▸ EXERCISE: Seek out every line containing the word "CHROMATICITY", and copy each.

[Records from a collection of figures]
┌──

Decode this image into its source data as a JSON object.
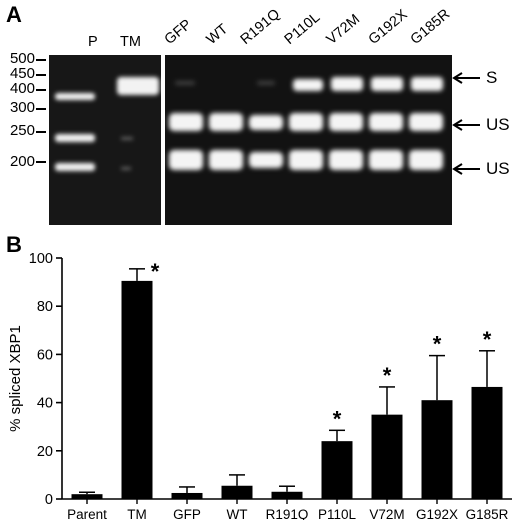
{
  "panel_a": {
    "letter": "A",
    "ladder": [
      "500",
      "450",
      "400",
      "300",
      "250",
      "200"
    ],
    "left_lanes": [
      "P",
      "TM"
    ],
    "right_lanes": [
      "GFP",
      "WT",
      "R191Q",
      "P110L",
      "V72M",
      "G192X",
      "G185R"
    ],
    "band_labels": [
      "S",
      "US",
      "US"
    ]
  },
  "panel_b": {
    "letter": "B",
    "ylabel": "% spliced XBP1",
    "significance_marker": "*"
  },
  "chart_data": {
    "type": "bar",
    "categories": [
      "Parent",
      "TM",
      "GFP",
      "WT",
      "R191Q",
      "P110L",
      "V72M",
      "G192X",
      "G185R"
    ],
    "values": [
      2,
      90.5,
      2.5,
      5.5,
      3,
      24,
      35,
      41,
      46.5
    ],
    "error_upper": [
      2.8,
      95.5,
      5,
      10,
      5.3,
      28.5,
      46.5,
      59.5,
      61.5
    ],
    "significant": [
      false,
      true,
      false,
      false,
      false,
      true,
      true,
      true,
      true
    ],
    "xlabel": "",
    "ylabel": "% spliced XBP1",
    "ylim": [
      0,
      100
    ],
    "yticks": [
      0,
      20,
      40,
      60,
      80,
      100
    ],
    "bar_color": "#000000"
  }
}
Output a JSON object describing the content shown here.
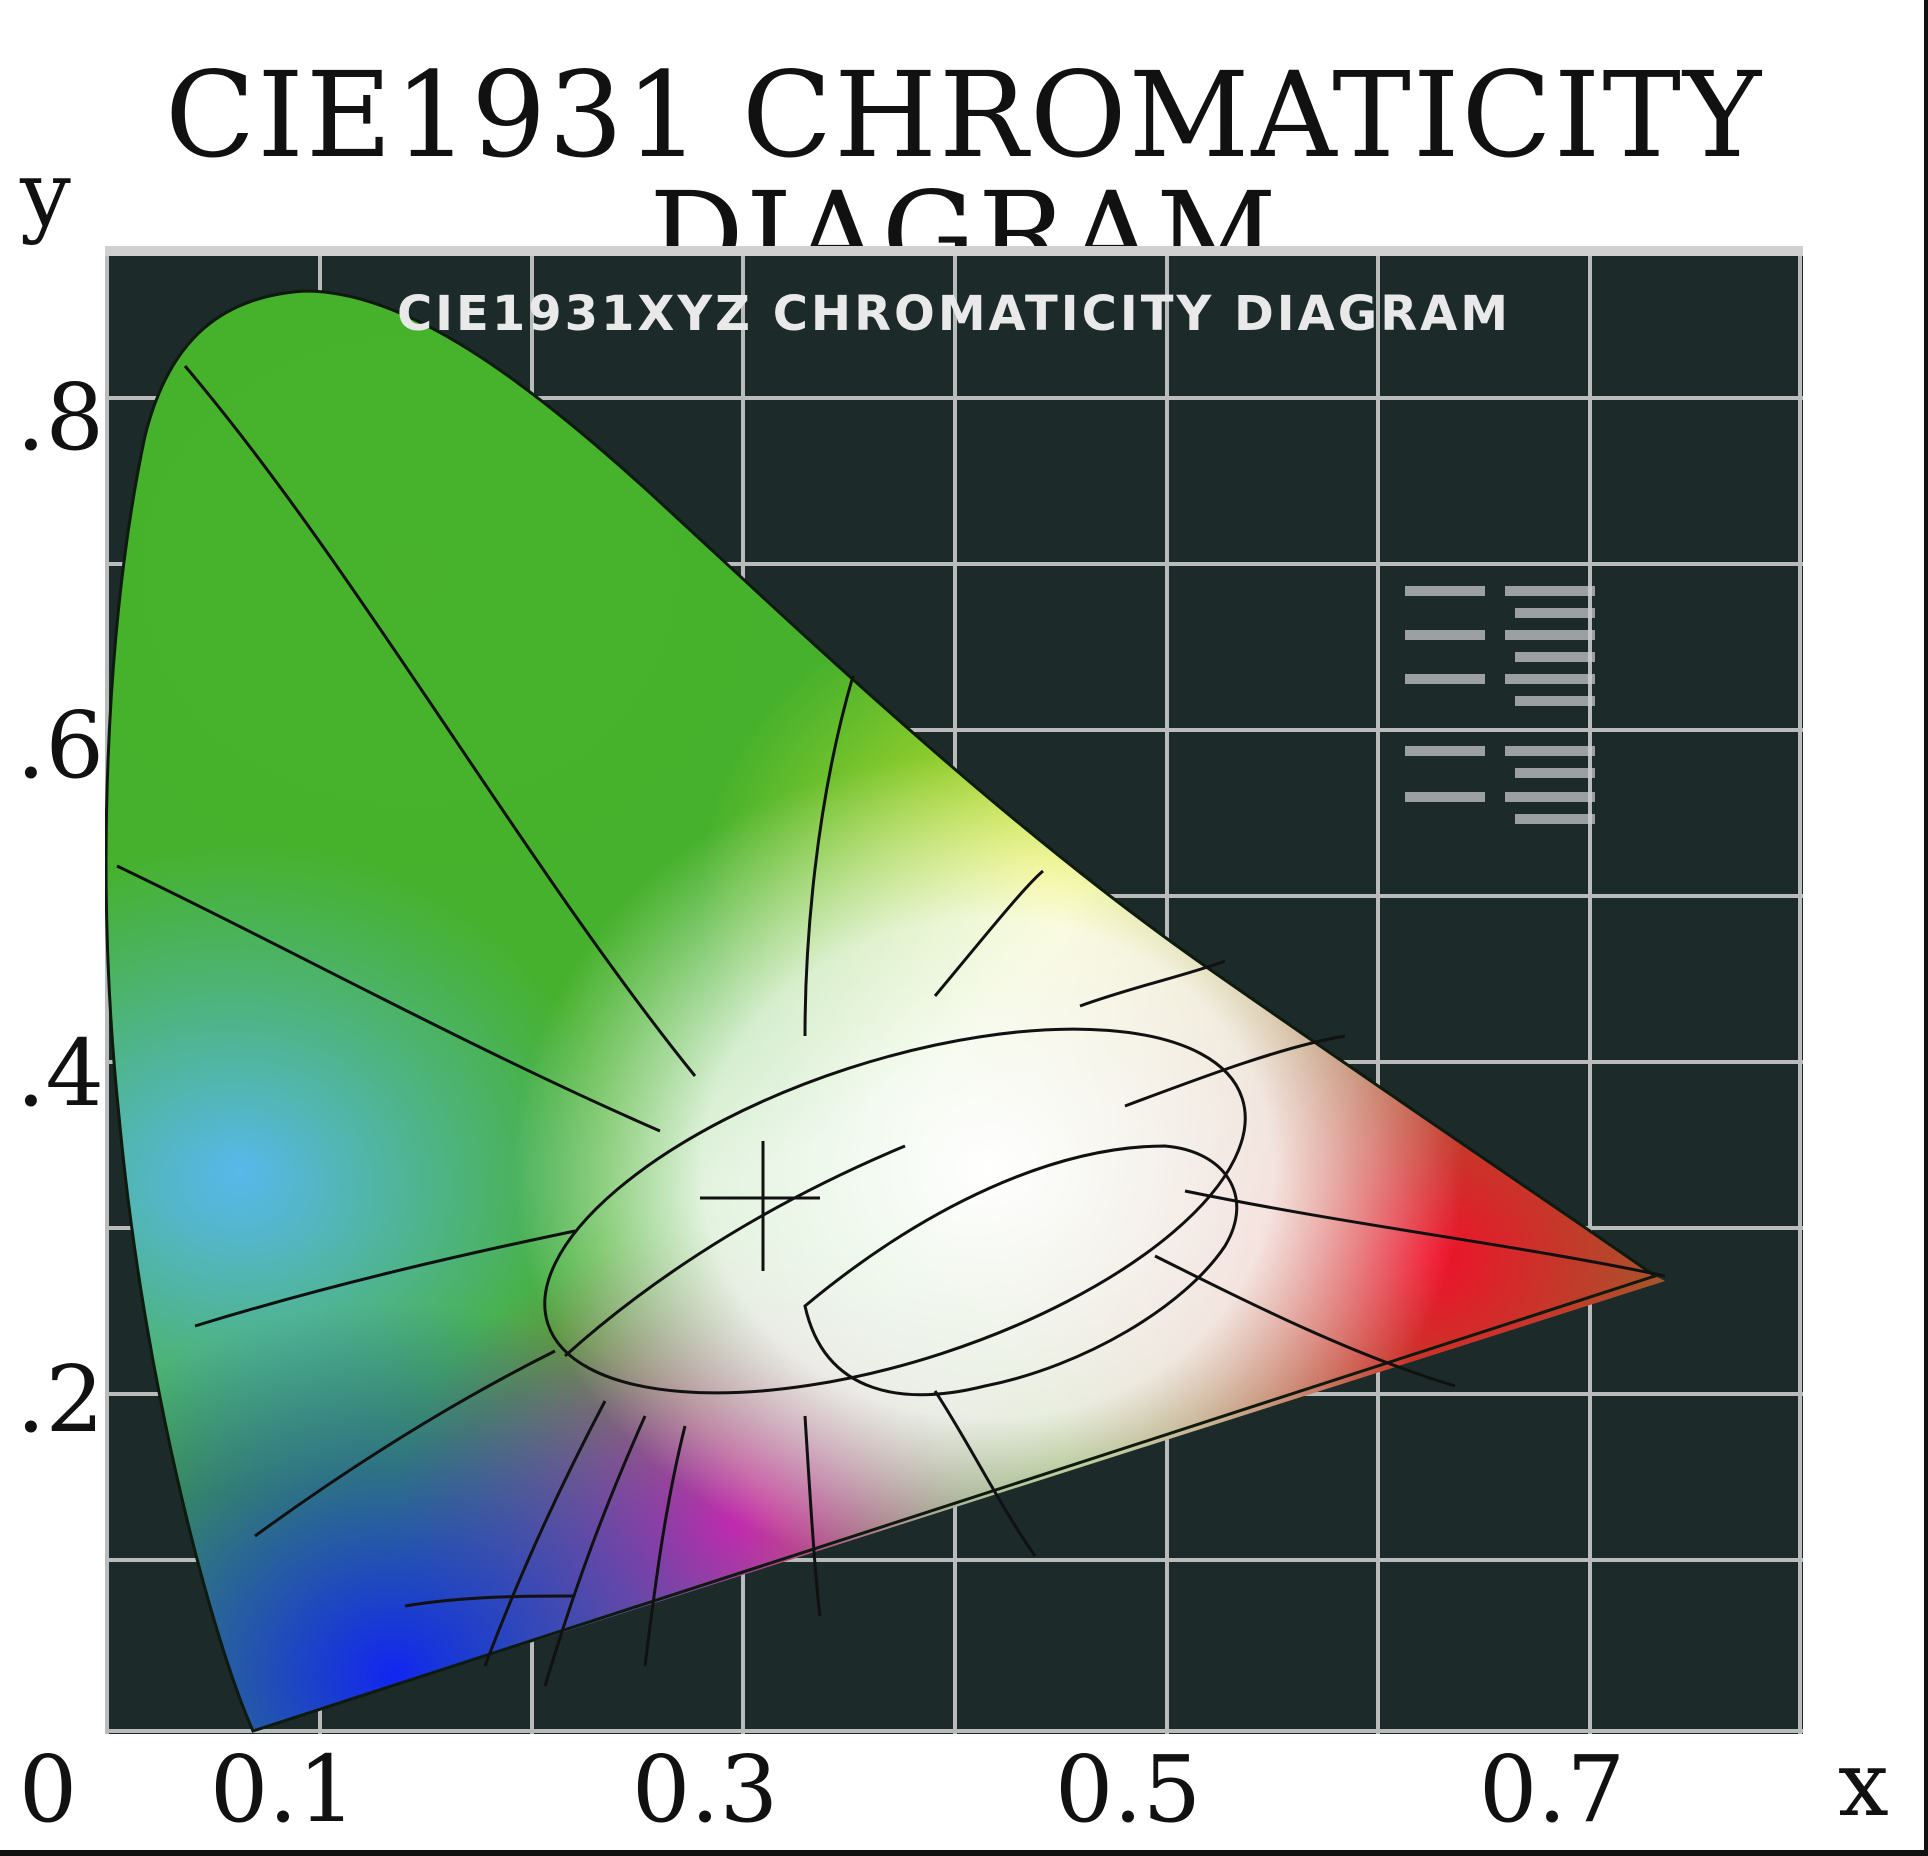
{
  "title": "CIE1931 CHROMATICITY DIAGRAM",
  "inner_title": "CIE1931XYZ CHROMATICITY DIAGRAM",
  "axes": {
    "x_label": "x",
    "y_label": "y",
    "x_ticks": [
      "0",
      "0.1",
      "0.3",
      "0.5",
      "0.7"
    ],
    "y_ticks": [
      ".8",
      ".6",
      ".4",
      ".2"
    ]
  },
  "colors": {
    "background": "#1c2a2a",
    "grid": "#d8d8d8",
    "green": "#3fb52a",
    "yellow": "#f3ee2a",
    "red": "#f0122a",
    "blue": "#1a2cf0",
    "cyan": "#69c6f2",
    "magenta": "#f0278a"
  }
}
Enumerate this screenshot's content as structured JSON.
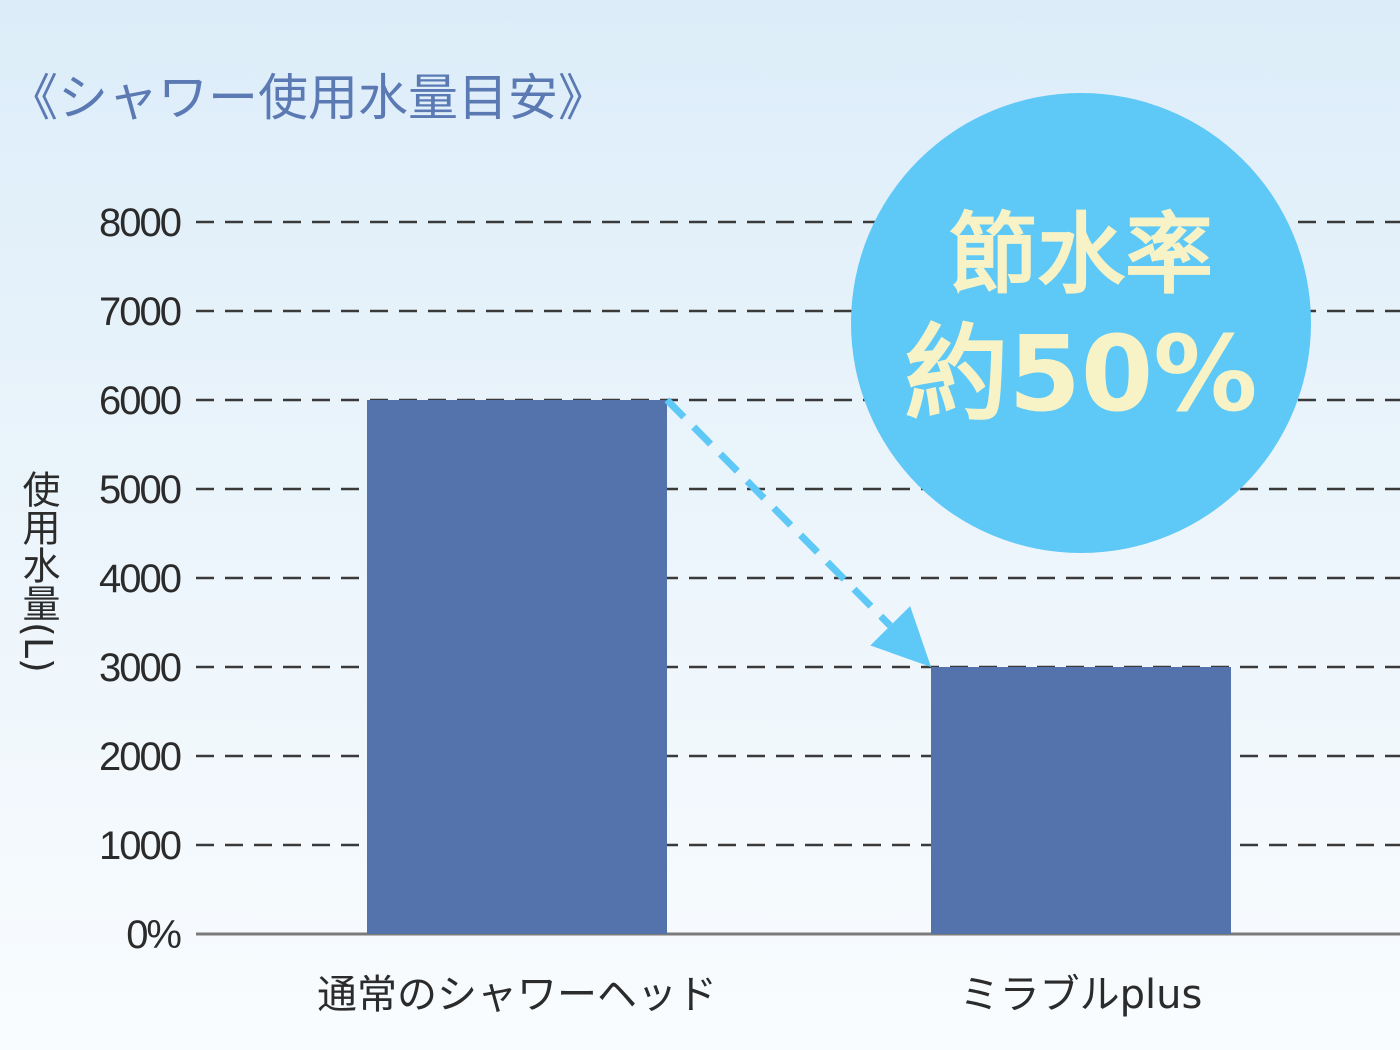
{
  "chart_data": {
    "type": "bar",
    "title": "《シャワー使用水量目安》",
    "ylabel": "使用水量(L)",
    "categories": [
      "通常のシャワーヘッド",
      "ミラブルplus"
    ],
    "values": [
      6000,
      3000
    ],
    "ylim": [
      0,
      8000
    ],
    "yticks": [
      0,
      1000,
      2000,
      3000,
      4000,
      5000,
      6000,
      7000,
      8000
    ],
    "ytick_labels": [
      "0%",
      "1000",
      "2000",
      "3000",
      "4000",
      "5000",
      "6000",
      "7000",
      "8000"
    ],
    "grid": true,
    "grid_style": "dashed",
    "annotation": {
      "line1": "節水率",
      "line2": "約50%",
      "arrow_from": "通常のシャワーヘッド",
      "arrow_to": "ミラブルplus"
    }
  },
  "colors": {
    "bar": "#5472ab",
    "title": "#5b7ab4",
    "badge": "#5ec8f7",
    "badge_text": "#f7f3c6",
    "arrow": "#5ec8f7",
    "grid": "#3a3a3a"
  }
}
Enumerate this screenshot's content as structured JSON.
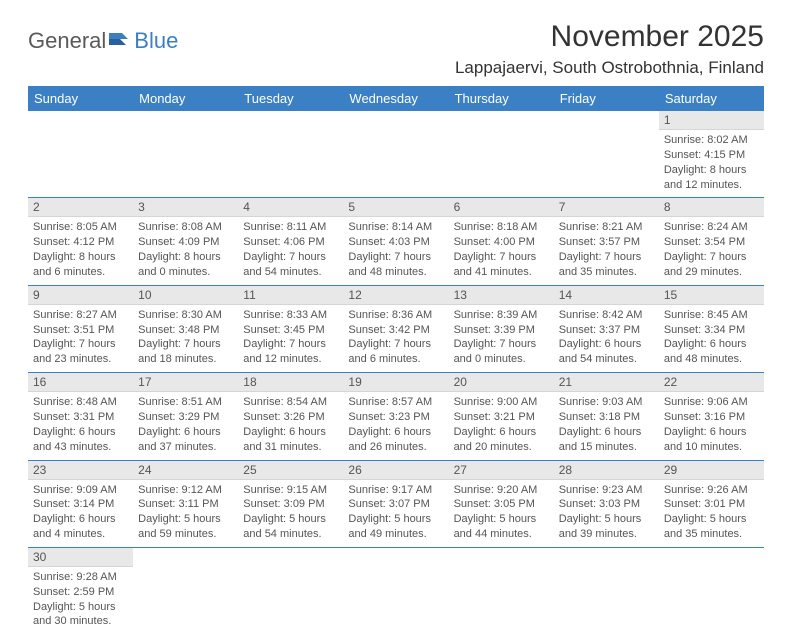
{
  "logo": {
    "general": "General",
    "blue": "Blue"
  },
  "title": "November 2025",
  "location": "Lappajaervi, South Ostrobothnia, Finland",
  "colors": {
    "header_bg": "#3b7fc4",
    "header_text": "#ffffff",
    "daynum_bg": "#e8e8e8",
    "border": "#3b7fc4",
    "text": "#555555"
  },
  "day_headers": [
    "Sunday",
    "Monday",
    "Tuesday",
    "Wednesday",
    "Thursday",
    "Friday",
    "Saturday"
  ],
  "weeks": [
    [
      {
        "n": "",
        "sunrise": "",
        "sunset": "",
        "daylight": ""
      },
      {
        "n": "",
        "sunrise": "",
        "sunset": "",
        "daylight": ""
      },
      {
        "n": "",
        "sunrise": "",
        "sunset": "",
        "daylight": ""
      },
      {
        "n": "",
        "sunrise": "",
        "sunset": "",
        "daylight": ""
      },
      {
        "n": "",
        "sunrise": "",
        "sunset": "",
        "daylight": ""
      },
      {
        "n": "",
        "sunrise": "",
        "sunset": "",
        "daylight": ""
      },
      {
        "n": "1",
        "sunrise": "Sunrise: 8:02 AM",
        "sunset": "Sunset: 4:15 PM",
        "daylight": "Daylight: 8 hours and 12 minutes."
      }
    ],
    [
      {
        "n": "2",
        "sunrise": "Sunrise: 8:05 AM",
        "sunset": "Sunset: 4:12 PM",
        "daylight": "Daylight: 8 hours and 6 minutes."
      },
      {
        "n": "3",
        "sunrise": "Sunrise: 8:08 AM",
        "sunset": "Sunset: 4:09 PM",
        "daylight": "Daylight: 8 hours and 0 minutes."
      },
      {
        "n": "4",
        "sunrise": "Sunrise: 8:11 AM",
        "sunset": "Sunset: 4:06 PM",
        "daylight": "Daylight: 7 hours and 54 minutes."
      },
      {
        "n": "5",
        "sunrise": "Sunrise: 8:14 AM",
        "sunset": "Sunset: 4:03 PM",
        "daylight": "Daylight: 7 hours and 48 minutes."
      },
      {
        "n": "6",
        "sunrise": "Sunrise: 8:18 AM",
        "sunset": "Sunset: 4:00 PM",
        "daylight": "Daylight: 7 hours and 41 minutes."
      },
      {
        "n": "7",
        "sunrise": "Sunrise: 8:21 AM",
        "sunset": "Sunset: 3:57 PM",
        "daylight": "Daylight: 7 hours and 35 minutes."
      },
      {
        "n": "8",
        "sunrise": "Sunrise: 8:24 AM",
        "sunset": "Sunset: 3:54 PM",
        "daylight": "Daylight: 7 hours and 29 minutes."
      }
    ],
    [
      {
        "n": "9",
        "sunrise": "Sunrise: 8:27 AM",
        "sunset": "Sunset: 3:51 PM",
        "daylight": "Daylight: 7 hours and 23 minutes."
      },
      {
        "n": "10",
        "sunrise": "Sunrise: 8:30 AM",
        "sunset": "Sunset: 3:48 PM",
        "daylight": "Daylight: 7 hours and 18 minutes."
      },
      {
        "n": "11",
        "sunrise": "Sunrise: 8:33 AM",
        "sunset": "Sunset: 3:45 PM",
        "daylight": "Daylight: 7 hours and 12 minutes."
      },
      {
        "n": "12",
        "sunrise": "Sunrise: 8:36 AM",
        "sunset": "Sunset: 3:42 PM",
        "daylight": "Daylight: 7 hours and 6 minutes."
      },
      {
        "n": "13",
        "sunrise": "Sunrise: 8:39 AM",
        "sunset": "Sunset: 3:39 PM",
        "daylight": "Daylight: 7 hours and 0 minutes."
      },
      {
        "n": "14",
        "sunrise": "Sunrise: 8:42 AM",
        "sunset": "Sunset: 3:37 PM",
        "daylight": "Daylight: 6 hours and 54 minutes."
      },
      {
        "n": "15",
        "sunrise": "Sunrise: 8:45 AM",
        "sunset": "Sunset: 3:34 PM",
        "daylight": "Daylight: 6 hours and 48 minutes."
      }
    ],
    [
      {
        "n": "16",
        "sunrise": "Sunrise: 8:48 AM",
        "sunset": "Sunset: 3:31 PM",
        "daylight": "Daylight: 6 hours and 43 minutes."
      },
      {
        "n": "17",
        "sunrise": "Sunrise: 8:51 AM",
        "sunset": "Sunset: 3:29 PM",
        "daylight": "Daylight: 6 hours and 37 minutes."
      },
      {
        "n": "18",
        "sunrise": "Sunrise: 8:54 AM",
        "sunset": "Sunset: 3:26 PM",
        "daylight": "Daylight: 6 hours and 31 minutes."
      },
      {
        "n": "19",
        "sunrise": "Sunrise: 8:57 AM",
        "sunset": "Sunset: 3:23 PM",
        "daylight": "Daylight: 6 hours and 26 minutes."
      },
      {
        "n": "20",
        "sunrise": "Sunrise: 9:00 AM",
        "sunset": "Sunset: 3:21 PM",
        "daylight": "Daylight: 6 hours and 20 minutes."
      },
      {
        "n": "21",
        "sunrise": "Sunrise: 9:03 AM",
        "sunset": "Sunset: 3:18 PM",
        "daylight": "Daylight: 6 hours and 15 minutes."
      },
      {
        "n": "22",
        "sunrise": "Sunrise: 9:06 AM",
        "sunset": "Sunset: 3:16 PM",
        "daylight": "Daylight: 6 hours and 10 minutes."
      }
    ],
    [
      {
        "n": "23",
        "sunrise": "Sunrise: 9:09 AM",
        "sunset": "Sunset: 3:14 PM",
        "daylight": "Daylight: 6 hours and 4 minutes."
      },
      {
        "n": "24",
        "sunrise": "Sunrise: 9:12 AM",
        "sunset": "Sunset: 3:11 PM",
        "daylight": "Daylight: 5 hours and 59 minutes."
      },
      {
        "n": "25",
        "sunrise": "Sunrise: 9:15 AM",
        "sunset": "Sunset: 3:09 PM",
        "daylight": "Daylight: 5 hours and 54 minutes."
      },
      {
        "n": "26",
        "sunrise": "Sunrise: 9:17 AM",
        "sunset": "Sunset: 3:07 PM",
        "daylight": "Daylight: 5 hours and 49 minutes."
      },
      {
        "n": "27",
        "sunrise": "Sunrise: 9:20 AM",
        "sunset": "Sunset: 3:05 PM",
        "daylight": "Daylight: 5 hours and 44 minutes."
      },
      {
        "n": "28",
        "sunrise": "Sunrise: 9:23 AM",
        "sunset": "Sunset: 3:03 PM",
        "daylight": "Daylight: 5 hours and 39 minutes."
      },
      {
        "n": "29",
        "sunrise": "Sunrise: 9:26 AM",
        "sunset": "Sunset: 3:01 PM",
        "daylight": "Daylight: 5 hours and 35 minutes."
      }
    ],
    [
      {
        "n": "30",
        "sunrise": "Sunrise: 9:28 AM",
        "sunset": "Sunset: 2:59 PM",
        "daylight": "Daylight: 5 hours and 30 minutes."
      },
      {
        "n": "",
        "sunrise": "",
        "sunset": "",
        "daylight": ""
      },
      {
        "n": "",
        "sunrise": "",
        "sunset": "",
        "daylight": ""
      },
      {
        "n": "",
        "sunrise": "",
        "sunset": "",
        "daylight": ""
      },
      {
        "n": "",
        "sunrise": "",
        "sunset": "",
        "daylight": ""
      },
      {
        "n": "",
        "sunrise": "",
        "sunset": "",
        "daylight": ""
      },
      {
        "n": "",
        "sunrise": "",
        "sunset": "",
        "daylight": ""
      }
    ]
  ]
}
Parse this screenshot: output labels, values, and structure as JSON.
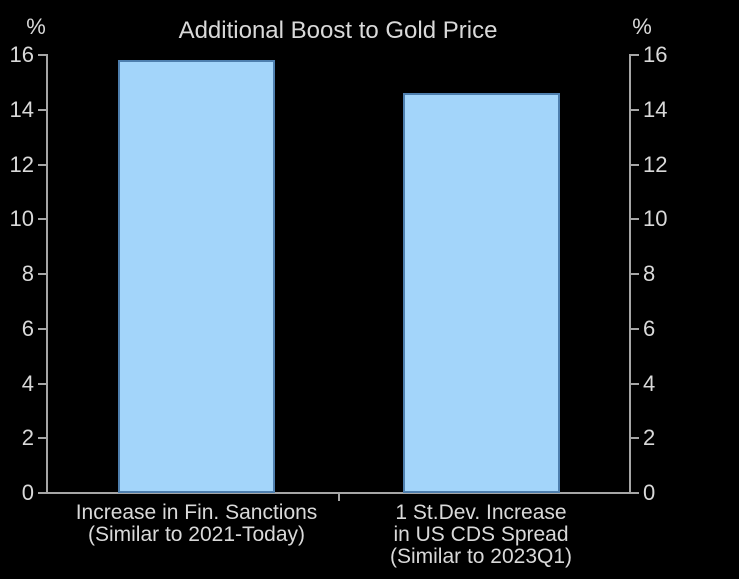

└──

▸ OUTPUT BELOW:
  "title": "CIE1931 CHROMATICITY DIAGRAM",
  "inner_title": "CIE1931XYZ CHROMATICITY DIAGRAM",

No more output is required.